* STORED RECORDS *
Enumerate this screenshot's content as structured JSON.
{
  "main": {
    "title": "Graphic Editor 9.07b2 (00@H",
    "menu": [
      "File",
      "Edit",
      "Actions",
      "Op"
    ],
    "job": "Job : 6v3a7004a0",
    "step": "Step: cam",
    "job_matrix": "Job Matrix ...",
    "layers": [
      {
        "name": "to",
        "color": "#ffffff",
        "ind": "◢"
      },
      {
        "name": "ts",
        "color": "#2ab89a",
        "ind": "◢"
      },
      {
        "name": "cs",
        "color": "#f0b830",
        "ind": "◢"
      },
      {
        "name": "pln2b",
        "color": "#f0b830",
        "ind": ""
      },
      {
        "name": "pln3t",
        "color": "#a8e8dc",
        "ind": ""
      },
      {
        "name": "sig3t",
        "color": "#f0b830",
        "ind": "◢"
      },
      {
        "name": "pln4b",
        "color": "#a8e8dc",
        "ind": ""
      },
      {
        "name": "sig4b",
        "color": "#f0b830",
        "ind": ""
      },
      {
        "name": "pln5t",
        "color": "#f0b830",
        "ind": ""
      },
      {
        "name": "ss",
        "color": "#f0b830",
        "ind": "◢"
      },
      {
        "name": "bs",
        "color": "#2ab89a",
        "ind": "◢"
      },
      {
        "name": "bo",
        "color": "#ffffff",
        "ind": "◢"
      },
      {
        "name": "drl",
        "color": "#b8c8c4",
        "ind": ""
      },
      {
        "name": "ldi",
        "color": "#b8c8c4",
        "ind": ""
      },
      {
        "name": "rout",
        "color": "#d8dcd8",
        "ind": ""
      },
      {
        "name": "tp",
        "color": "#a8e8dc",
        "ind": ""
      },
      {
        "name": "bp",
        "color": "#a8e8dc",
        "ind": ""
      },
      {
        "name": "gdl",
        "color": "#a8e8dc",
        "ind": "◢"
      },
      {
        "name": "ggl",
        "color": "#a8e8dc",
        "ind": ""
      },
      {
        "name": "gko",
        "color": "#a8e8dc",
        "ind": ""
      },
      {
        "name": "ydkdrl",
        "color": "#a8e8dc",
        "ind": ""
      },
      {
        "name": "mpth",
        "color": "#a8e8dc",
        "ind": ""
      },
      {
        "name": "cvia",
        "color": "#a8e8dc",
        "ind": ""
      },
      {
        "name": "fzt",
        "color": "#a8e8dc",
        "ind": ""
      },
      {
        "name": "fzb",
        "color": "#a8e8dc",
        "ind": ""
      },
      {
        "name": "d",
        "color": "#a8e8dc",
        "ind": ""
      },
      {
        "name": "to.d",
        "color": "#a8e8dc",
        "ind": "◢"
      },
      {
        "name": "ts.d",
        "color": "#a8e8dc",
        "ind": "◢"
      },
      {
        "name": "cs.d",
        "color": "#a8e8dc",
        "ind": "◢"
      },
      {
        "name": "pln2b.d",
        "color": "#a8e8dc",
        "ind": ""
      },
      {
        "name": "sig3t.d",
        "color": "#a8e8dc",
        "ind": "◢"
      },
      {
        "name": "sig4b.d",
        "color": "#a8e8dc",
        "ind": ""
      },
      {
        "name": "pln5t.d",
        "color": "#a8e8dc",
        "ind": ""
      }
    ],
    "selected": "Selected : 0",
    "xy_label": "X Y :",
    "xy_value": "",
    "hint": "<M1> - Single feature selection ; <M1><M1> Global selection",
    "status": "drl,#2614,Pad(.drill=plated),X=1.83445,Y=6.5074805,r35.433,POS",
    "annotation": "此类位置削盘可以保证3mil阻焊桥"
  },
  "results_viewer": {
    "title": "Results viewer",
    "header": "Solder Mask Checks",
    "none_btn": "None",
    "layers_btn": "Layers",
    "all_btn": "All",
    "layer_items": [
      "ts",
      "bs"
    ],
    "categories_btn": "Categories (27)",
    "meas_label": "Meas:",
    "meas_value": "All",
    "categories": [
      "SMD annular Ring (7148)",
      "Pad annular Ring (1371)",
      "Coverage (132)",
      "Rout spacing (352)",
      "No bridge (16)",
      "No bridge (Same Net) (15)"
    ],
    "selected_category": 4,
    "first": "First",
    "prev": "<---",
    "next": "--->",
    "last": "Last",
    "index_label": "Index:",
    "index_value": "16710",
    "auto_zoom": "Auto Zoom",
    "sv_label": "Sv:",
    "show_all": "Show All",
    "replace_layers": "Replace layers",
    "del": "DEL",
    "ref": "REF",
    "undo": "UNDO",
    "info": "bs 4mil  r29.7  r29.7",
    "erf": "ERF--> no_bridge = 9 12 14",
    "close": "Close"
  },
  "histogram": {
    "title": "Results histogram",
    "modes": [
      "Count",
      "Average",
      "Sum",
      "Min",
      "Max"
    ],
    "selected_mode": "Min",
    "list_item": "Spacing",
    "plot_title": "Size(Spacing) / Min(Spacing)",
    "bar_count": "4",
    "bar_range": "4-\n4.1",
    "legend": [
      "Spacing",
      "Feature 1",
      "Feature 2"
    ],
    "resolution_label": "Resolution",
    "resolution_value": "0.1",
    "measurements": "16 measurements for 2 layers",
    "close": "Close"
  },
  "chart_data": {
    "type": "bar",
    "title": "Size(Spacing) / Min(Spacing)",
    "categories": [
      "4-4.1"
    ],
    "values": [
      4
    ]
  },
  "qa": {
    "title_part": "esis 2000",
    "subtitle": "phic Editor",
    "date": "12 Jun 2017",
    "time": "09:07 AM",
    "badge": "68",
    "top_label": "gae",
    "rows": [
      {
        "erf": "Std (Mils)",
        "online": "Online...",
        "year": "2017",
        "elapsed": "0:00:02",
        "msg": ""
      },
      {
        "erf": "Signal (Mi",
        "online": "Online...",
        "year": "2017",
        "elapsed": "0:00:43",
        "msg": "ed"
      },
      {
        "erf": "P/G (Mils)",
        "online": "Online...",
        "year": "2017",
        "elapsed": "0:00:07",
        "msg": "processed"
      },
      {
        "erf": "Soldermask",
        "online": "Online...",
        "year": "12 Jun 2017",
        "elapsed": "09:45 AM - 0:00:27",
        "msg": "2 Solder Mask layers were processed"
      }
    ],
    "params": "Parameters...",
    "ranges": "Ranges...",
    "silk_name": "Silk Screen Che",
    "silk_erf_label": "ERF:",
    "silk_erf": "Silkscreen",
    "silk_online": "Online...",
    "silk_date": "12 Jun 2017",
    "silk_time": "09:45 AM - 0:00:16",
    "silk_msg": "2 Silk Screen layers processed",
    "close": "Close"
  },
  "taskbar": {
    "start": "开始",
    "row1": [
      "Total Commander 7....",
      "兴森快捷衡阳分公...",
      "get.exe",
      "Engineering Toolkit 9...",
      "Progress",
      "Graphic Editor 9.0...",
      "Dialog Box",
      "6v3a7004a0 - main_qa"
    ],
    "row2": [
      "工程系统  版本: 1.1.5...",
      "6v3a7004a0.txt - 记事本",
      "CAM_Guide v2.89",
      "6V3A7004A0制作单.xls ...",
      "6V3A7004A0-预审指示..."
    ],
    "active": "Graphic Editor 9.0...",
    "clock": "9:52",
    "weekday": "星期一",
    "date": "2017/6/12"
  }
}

* EXERCISE *
Retype every entry above, word for word.

* TASK SOLUTION *
Enumerate this screenshot's content as structured JSON.
{
  "main": {
    "title": "Graphic Editor 9.07b2 (00@H",
    "menu": [
      "File",
      "Edit",
      "Actions",
      "Op"
    ],
    "job": "Job : 6v3a7004a0",
    "step": "Step: cam",
    "job_matrix": "Job Matrix ...",
    "layers": [
      {
        "name": "to",
        "color": "#ffffff",
        "ind": "◢"
      },
      {
        "name": "ts",
        "color": "#2ab89a",
        "ind": "◢"
      },
      {
        "name": "cs",
        "color": "#f0b830",
        "ind": "◢"
      },
      {
        "name": "pln2b",
        "color": "#f0b830",
        "ind": ""
      },
      {
        "name": "pln3t",
        "color": "#a8e8dc",
        "ind": ""
      },
      {
        "name": "sig3t",
        "color": "#f0b830",
        "ind": "◢"
      },
      {
        "name": "pln4b",
        "color": "#a8e8dc",
        "ind": ""
      },
      {
        "name": "sig4b",
        "color": "#f0b830",
        "ind": ""
      },
      {
        "name": "pln5t",
        "color": "#f0b830",
        "ind": ""
      },
      {
        "name": "ss",
        "color": "#f0b830",
        "ind": "◢"
      },
      {
        "name": "bs",
        "color": "#2ab89a",
        "ind": "◢"
      },
      {
        "name": "bo",
        "color": "#ffffff",
        "ind": "◢"
      },
      {
        "name": "drl",
        "color": "#b8c8c4",
        "ind": ""
      },
      {
        "name": "ldi",
        "color": "#b8c8c4",
        "ind": ""
      },
      {
        "name": "rout",
        "color": "#d8dcd8",
        "ind": ""
      },
      {
        "name": "tp",
        "color": "#a8e8dc",
        "ind": ""
      },
      {
        "name": "bp",
        "color": "#a8e8dc",
        "ind": ""
      },
      {
        "name": "gdl",
        "color": "#a8e8dc",
        "ind": "◢"
      },
      {
        "name": "ggl",
        "color": "#a8e8dc",
        "ind": ""
      },
      {
        "name": "gko",
        "color": "#a8e8dc",
        "ind": ""
      },
      {
        "name": "ydkdrl",
        "color": "#a8e8dc",
        "ind": ""
      },
      {
        "name": "mpth",
        "color": "#a8e8dc",
        "ind": ""
      },
      {
        "name": "cvia",
        "color": "#a8e8dc",
        "ind": ""
      },
      {
        "name": "fzt",
        "color": "#a8e8dc",
        "ind": ""
      },
      {
        "name": "fzb",
        "color": "#a8e8dc",
        "ind": ""
      },
      {
        "name": "d",
        "color": "#a8e8dc",
        "ind": ""
      },
      {
        "name": "to.d",
        "color": "#a8e8dc",
        "ind": "◢"
      },
      {
        "name": "ts.d",
        "color": "#a8e8dc",
        "ind": "◢"
      },
      {
        "name": "cs.d",
        "color": "#a8e8dc",
        "ind": "◢"
      },
      {
        "name": "pln2b.d",
        "color": "#a8e8dc",
        "ind": ""
      },
      {
        "name": "sig3t.d",
        "color": "#a8e8dc",
        "ind": "◢"
      },
      {
        "name": "sig4b.d",
        "color": "#a8e8dc",
        "ind": ""
      },
      {
        "name": "pln5t.d",
        "color": "#a8e8dc",
        "ind": ""
      }
    ],
    "selected": "Selected : 0",
    "xy_label": "X Y :",
    "xy_value": "",
    "hint": "<M1> - Single feature selection ; <M1><M1> Global selection",
    "status": "drl,#2614,Pad(.drill=plated),X=1.83445,Y=6.5074805,r35.433,POS",
    "annotation": "此类位置削盘可以保证3mil阻焊桥"
  },
  "results_viewer": {
    "title": "Results viewer",
    "header": "Solder Mask Checks",
    "none_btn": "None",
    "layers_btn": "Layers",
    "all_btn": "All",
    "layer_items": [
      "ts",
      "bs"
    ],
    "categories_btn": "Categories (27)",
    "meas_label": "Meas:",
    "meas_value": "All",
    "categories": [
      "SMD annular Ring (7148)",
      "Pad annular Ring (1371)",
      "Coverage (132)",
      "Rout spacing (352)",
      "No bridge (16)",
      "No bridge (Same Net) (15)"
    ],
    "selected_category": 4,
    "first": "First",
    "prev": "<---",
    "next": "--->",
    "last": "Last",
    "index_label": "Index:",
    "index_value": "16710",
    "auto_zoom": "Auto Zoom",
    "sv_label": "Sv:",
    "show_all": "Show All",
    "replace_layers": "Replace layers",
    "del": "DEL",
    "ref": "REF",
    "undo": "UNDO",
    "info": "bs 4mil  r29.7  r29.7",
    "erf": "ERF--> no_bridge = 9 12 14",
    "close": "Close"
  },
  "histogram": {
    "title": "Results histogram",
    "modes": [
      "Count",
      "Average",
      "Sum",
      "Min",
      "Max"
    ],
    "selected_mode": "Min",
    "list_item": "Spacing",
    "plot_title": "Size(Spacing) / Min(Spacing)",
    "bar_count": "4",
    "bar_range": "4-\n4.1",
    "legend": [
      "Spacing",
      "Feature 1",
      "Feature 2"
    ],
    "resolution_label": "Resolution",
    "resolution_value": "0.1",
    "measurements": "16 measurements for 2 layers",
    "close": "Close"
  },
  "chart_data": {
    "type": "bar",
    "title": "Size(Spacing) / Min(Spacing)",
    "categories": [
      "4-4.1"
    ],
    "values": [
      4
    ]
  },
  "qa": {
    "title_part": "esis 2000",
    "subtitle": "phic Editor",
    "date": "12 Jun 2017",
    "time": "09:07 AM",
    "badge": "68",
    "top_label": "gae",
    "rows": [
      {
        "erf": "Std (Mils)",
        "online": "Online...",
        "year": "2017",
        "elapsed": "0:00:02",
        "msg": ""
      },
      {
        "erf": "Signal (Mi",
        "online": "Online...",
        "year": "2017",
        "elapsed": "0:00:43",
        "msg": "ed"
      },
      {
        "erf": "P/G (Mils)",
        "online": "Online...",
        "year": "2017",
        "elapsed": "0:00:07",
        "msg": "processed"
      },
      {
        "erf": "Soldermask",
        "online": "Online...",
        "year": "12 Jun 2017",
        "elapsed": "09:45 AM - 0:00:27",
        "msg": "2 Solder Mask layers were processed"
      }
    ],
    "params": "Parameters...",
    "ranges": "Ranges...",
    "silk_name": "Silk Screen Che",
    "silk_erf_label": "ERF:",
    "silk_erf": "Silkscreen",
    "silk_online": "Online...",
    "silk_date": "12 Jun 2017",
    "silk_time": "09:45 AM - 0:00:16",
    "silk_msg": "2 Silk Screen layers processed",
    "close": "Close"
  },
  "taskbar": {
    "start": "开始",
    "row1": [
      "Total Commander 7....",
      "兴森快捷衡阳分公...",
      "get.exe",
      "Engineering Toolkit 9...",
      "Progress",
      "Graphic Editor 9.0...",
      "Dialog Box",
      "6v3a7004a0 - main_qa"
    ],
    "row2": [
      "工程系统  版本: 1.1.5...",
      "6v3a7004a0.txt - 记事本",
      "CAM_Guide v2.89",
      "6V3A7004A0制作单.xls ...",
      "6V3A7004A0-预审指示..."
    ],
    "active": "Graphic Editor 9.0...",
    "clock": "9:52",
    "weekday": "星期一",
    "date": "2017/6/12"
  }
}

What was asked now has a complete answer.